原文:

★ ★ ★

POJ 1061

题意:

　　两只青蛙在同一条纬度上,它们各自朝西跳,问它们要跳多少步才能碰面(必须同时到达同一点).

 

分析:

　　假设它们跳了t步才相遇,青蛙a初始坐标为x,青蛙b初始坐标为y,则跳了t步相遇后a的坐标为 x+m*t-p1*l, b的坐标为 y+n*t-p2*l (p1,p2分别表示a,b跳

的圈数) x+m*t-p1*l = y+n*t-p2*l => x-y = (n-m)*t + (p1-p2)*l => x-y = (n-m)*t + p*l.

 

 

代码如下:

 

 

//方法一


#include <iostream>
#include <cstdio>
#include <cstring>
#include <fstream>
#include <ctime>
#include <cmath>
#include <cstdlib>
#include <algorithm>
#include <set>
#include <map>
#include <list>
#include <stack>
#include <queue>
#include <iterator>
#include <vector>

using namespace std;

#define LL long long
#define INF 0x3f3f3f3f
#define MOD 1000000007
#define MAXN 10000010
#define MAXM 1000010


LL extend_gcd(LL a, LL b, LL &x, LL &y)
{
    if(b == 0)
    {
        x = 1;
        y = 0;
        return a;
    }
    else
    {
        LL r = extend_gcd(b, a%b, y, x);
        y -= x*(a/b);
        return r;
    }
}


int main()
{
    LL x, y, m, n, l;
    while(scanf("%lld%lld%lld%lld%lld", &x, &y, &m, &n, &l)==5)
    {
        LL t, p;
        LL ans = extend_gcd(n-m, l, t, p);
        if((x-y)%ans)

★ ★ ★

练习部分:
1. 根据 POJ 1061 题解回答:
(a) 题意中,两只青蛙朝哪个方向跳?
(b) 分析中,p1 和 p2 分别表示什么?
(c) 代码中 MOD 被定义为多少?
2. 从原文停下的地方续写这篇 POJ 1061 题解。

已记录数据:
★ ★ ★

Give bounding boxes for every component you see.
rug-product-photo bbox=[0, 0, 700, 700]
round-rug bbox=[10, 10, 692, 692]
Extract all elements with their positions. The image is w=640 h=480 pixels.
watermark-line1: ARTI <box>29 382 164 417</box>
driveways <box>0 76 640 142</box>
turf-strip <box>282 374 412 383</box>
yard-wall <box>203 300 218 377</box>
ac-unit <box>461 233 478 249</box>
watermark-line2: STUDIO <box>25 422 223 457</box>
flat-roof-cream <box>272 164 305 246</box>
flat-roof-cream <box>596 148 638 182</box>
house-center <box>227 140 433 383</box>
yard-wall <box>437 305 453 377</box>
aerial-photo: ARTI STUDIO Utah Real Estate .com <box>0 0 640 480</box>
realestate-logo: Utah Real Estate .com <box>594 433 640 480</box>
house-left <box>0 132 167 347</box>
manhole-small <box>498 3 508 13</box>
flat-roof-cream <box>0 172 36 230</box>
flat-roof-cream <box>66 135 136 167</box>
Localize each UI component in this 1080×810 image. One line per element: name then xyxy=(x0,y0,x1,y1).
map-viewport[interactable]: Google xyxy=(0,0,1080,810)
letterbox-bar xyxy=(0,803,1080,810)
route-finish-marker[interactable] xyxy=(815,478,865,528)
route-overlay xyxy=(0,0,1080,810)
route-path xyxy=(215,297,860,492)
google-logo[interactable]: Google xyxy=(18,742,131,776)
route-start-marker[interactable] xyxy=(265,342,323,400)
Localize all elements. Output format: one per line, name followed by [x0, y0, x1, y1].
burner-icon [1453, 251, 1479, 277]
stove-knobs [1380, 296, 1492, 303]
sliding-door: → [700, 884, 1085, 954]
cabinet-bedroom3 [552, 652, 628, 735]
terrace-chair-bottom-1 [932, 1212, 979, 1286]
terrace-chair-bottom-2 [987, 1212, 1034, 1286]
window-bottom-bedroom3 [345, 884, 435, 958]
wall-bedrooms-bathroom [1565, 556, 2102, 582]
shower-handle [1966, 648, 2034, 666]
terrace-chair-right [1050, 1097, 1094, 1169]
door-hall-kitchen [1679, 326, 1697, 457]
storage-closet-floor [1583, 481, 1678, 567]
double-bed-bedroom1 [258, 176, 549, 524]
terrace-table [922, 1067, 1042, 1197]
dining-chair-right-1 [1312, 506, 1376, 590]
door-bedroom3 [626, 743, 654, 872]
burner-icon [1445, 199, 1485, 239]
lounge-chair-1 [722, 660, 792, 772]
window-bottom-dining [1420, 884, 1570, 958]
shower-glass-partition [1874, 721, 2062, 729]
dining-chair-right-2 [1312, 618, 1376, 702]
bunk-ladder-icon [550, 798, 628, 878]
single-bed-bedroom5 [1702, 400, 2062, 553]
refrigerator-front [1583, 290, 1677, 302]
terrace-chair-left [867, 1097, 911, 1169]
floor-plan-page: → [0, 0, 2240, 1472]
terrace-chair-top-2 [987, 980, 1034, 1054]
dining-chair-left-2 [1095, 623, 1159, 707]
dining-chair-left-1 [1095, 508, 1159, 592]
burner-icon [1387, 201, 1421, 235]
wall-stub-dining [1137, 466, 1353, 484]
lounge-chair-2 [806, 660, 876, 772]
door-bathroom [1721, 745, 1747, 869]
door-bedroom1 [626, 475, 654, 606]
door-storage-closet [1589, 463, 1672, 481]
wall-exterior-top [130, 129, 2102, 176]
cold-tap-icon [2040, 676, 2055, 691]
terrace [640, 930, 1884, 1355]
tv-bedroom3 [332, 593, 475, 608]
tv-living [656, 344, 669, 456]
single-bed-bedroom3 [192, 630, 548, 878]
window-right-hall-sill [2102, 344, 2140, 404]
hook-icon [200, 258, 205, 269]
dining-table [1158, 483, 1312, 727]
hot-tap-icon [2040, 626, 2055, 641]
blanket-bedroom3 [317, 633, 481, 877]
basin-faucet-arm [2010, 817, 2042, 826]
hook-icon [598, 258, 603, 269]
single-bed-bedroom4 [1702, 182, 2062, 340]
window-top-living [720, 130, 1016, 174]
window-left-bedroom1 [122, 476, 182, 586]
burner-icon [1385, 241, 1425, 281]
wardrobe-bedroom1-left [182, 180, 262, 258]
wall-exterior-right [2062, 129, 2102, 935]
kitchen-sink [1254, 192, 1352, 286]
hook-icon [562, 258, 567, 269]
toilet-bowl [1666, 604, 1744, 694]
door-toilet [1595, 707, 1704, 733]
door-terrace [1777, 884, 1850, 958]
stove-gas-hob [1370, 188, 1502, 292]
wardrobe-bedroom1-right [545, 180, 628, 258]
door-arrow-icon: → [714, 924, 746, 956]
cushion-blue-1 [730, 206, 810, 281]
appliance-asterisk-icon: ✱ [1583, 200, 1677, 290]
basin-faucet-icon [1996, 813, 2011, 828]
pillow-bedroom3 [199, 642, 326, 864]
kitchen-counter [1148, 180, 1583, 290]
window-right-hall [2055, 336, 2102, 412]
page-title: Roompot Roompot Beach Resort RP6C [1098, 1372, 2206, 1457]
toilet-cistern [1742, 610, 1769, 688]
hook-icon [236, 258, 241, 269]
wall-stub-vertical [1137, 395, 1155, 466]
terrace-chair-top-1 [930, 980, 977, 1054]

★ ★ ★

参考答案:
1.
(a) 朝西跳。
(b) 分别表示青蛙 a、b 跳的圈数。
(c) 1000000007。

2.
            printf("Impossible\n");
        else
        {
            t = t*(x-y)/ans;
            t = (t%(l/ans)+(l/ans))%(l/ans);
            printf("%lld\n", t);
        }
    }

    return 0;
}

 

 

 

//方法二


#include <iostream>
#include <cstdio>
#include <cstring>
#include <fstream>
#include <ctime>
#include <cmath>
#include <cstdlib>
#include <algorithm>
#include <set>
#include <map>
#include <list>
#include <stack>
#include <queue>
#include <iterator>
#include <vector>

using namespace std;

#define LL long long
#define INF 0x3f3f3f3f
#define MOD 1000000007
#define MAXN 10000010
#define MAXM 1000010


LL extend_gcd(LL a, LL b, LL &x, LL &y)
{
    if(b == 0)
    {
        x = 1;
        y = 0;
        return a;
    }
    else
    {
        LL r = extend_gcd(b, a%b, y, x);
        y -= x*(a/b);
        return r;
    }
}


LL cal(LL a, LL b, LL c)
{
    LL x, y;
    LL ans = extend_gcd(a, b, x, y);
    if(c%ans)
        return -1;
    x *= c/ans;
    b /= ans;
    if(b < 0)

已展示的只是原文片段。